-- Exercise directions --
Whenever a line in the records below holds the string "items", copy it out.

-- The input --
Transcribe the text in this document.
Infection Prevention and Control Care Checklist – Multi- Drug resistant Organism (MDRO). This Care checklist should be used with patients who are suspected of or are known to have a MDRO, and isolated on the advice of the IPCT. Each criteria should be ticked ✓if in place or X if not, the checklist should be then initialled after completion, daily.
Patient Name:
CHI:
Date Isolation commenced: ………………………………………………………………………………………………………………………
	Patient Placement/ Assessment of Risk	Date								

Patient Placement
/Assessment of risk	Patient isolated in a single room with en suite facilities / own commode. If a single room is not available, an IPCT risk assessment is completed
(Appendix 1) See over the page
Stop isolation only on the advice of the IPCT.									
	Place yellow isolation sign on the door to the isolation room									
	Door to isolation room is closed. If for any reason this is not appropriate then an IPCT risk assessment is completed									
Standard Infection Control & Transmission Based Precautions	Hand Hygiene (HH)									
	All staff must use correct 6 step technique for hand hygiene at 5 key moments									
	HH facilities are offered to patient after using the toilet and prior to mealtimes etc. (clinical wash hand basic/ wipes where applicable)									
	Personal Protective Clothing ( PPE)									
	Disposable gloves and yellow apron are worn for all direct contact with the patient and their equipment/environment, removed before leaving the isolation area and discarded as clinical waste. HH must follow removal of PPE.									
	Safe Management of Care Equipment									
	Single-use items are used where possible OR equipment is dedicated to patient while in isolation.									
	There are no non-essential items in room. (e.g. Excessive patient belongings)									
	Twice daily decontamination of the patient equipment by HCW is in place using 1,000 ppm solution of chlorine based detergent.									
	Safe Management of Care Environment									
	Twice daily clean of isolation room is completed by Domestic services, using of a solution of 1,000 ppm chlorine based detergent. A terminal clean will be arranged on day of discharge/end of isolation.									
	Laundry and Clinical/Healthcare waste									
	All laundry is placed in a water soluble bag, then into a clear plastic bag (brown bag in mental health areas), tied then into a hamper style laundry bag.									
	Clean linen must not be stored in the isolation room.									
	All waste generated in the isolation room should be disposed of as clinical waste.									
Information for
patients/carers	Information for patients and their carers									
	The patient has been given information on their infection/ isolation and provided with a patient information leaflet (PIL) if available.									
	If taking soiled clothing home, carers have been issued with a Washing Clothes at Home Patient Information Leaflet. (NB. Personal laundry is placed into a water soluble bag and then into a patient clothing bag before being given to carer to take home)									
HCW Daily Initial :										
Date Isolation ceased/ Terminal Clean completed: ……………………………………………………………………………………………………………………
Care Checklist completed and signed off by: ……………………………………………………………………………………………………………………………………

-- Exercise output --
	Single-use items are used where possible OR equipment is dedicated to patient while in isolation.									
	There are no non-essential items in room. (e.g. Excessive patient belongings)									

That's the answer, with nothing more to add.